Dataset records
— start —
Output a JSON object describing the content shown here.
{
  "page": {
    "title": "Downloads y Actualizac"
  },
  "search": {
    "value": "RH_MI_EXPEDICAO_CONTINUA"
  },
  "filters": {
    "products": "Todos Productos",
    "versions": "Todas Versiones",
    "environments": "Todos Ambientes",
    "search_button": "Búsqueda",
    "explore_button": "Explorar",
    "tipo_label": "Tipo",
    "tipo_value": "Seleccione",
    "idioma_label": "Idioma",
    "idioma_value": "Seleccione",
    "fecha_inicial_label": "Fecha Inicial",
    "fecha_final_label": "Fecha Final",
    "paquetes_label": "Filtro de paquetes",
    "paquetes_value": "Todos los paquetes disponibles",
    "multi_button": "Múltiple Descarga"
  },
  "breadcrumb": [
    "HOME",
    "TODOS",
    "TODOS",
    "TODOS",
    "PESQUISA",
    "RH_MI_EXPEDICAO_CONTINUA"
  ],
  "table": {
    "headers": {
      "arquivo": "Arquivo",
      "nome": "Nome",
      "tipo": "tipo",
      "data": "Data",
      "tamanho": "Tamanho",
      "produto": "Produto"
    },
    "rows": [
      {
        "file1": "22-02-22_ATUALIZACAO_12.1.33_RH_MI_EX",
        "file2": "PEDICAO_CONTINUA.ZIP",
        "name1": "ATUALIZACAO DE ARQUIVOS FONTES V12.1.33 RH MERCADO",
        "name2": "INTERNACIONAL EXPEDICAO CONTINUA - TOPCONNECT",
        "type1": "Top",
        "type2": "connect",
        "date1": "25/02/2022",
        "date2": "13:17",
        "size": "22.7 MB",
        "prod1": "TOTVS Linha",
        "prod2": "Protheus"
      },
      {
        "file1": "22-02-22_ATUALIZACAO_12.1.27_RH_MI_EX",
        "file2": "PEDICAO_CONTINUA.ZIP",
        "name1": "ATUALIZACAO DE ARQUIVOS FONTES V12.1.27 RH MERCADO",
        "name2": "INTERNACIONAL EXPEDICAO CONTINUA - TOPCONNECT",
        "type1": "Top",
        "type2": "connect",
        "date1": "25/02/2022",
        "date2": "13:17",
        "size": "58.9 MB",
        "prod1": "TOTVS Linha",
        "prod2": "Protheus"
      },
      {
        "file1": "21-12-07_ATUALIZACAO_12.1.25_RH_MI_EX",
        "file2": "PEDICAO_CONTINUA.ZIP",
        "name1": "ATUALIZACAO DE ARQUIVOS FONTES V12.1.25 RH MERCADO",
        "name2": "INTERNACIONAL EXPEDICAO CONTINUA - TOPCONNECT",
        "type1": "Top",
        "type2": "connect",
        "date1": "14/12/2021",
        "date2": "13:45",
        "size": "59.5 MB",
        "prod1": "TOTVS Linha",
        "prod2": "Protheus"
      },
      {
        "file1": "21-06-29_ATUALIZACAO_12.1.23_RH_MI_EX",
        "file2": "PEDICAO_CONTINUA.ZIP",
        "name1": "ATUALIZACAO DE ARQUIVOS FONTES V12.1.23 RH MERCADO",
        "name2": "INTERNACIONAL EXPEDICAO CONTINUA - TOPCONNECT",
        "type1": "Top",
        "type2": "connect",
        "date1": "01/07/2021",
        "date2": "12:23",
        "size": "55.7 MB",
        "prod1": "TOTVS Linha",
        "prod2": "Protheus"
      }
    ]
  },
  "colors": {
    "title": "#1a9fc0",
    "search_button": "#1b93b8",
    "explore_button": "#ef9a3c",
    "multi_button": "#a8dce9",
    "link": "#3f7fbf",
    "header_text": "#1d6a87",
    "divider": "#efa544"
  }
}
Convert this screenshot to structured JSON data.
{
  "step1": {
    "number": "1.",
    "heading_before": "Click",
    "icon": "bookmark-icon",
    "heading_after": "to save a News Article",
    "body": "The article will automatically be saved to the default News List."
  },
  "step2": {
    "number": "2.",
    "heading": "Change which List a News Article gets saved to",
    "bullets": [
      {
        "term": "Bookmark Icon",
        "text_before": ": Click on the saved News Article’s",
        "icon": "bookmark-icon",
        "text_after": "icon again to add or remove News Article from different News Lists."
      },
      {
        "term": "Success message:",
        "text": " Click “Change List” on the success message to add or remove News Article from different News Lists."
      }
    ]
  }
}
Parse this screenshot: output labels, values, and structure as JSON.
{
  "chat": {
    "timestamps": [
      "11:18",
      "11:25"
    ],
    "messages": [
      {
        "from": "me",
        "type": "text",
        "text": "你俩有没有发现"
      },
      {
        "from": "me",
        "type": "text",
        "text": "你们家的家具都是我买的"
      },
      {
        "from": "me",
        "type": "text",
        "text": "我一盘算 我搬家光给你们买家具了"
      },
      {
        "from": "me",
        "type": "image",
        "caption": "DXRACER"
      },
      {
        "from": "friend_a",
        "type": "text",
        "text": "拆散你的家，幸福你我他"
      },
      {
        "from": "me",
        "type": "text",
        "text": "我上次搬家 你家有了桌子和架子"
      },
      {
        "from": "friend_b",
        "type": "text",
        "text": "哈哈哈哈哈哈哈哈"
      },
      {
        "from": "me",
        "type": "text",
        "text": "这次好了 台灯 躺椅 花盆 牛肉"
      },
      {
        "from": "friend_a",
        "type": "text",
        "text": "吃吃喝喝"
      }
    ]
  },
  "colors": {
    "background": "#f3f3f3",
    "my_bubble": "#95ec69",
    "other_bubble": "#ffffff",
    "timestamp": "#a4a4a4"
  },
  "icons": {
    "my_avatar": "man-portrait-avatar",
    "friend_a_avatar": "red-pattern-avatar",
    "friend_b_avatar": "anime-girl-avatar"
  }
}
— end —
List each line holding the string "this".

Convert this screenshot to structured JSON data.
Parse this screenshot: output labels, values, and structure as JSON.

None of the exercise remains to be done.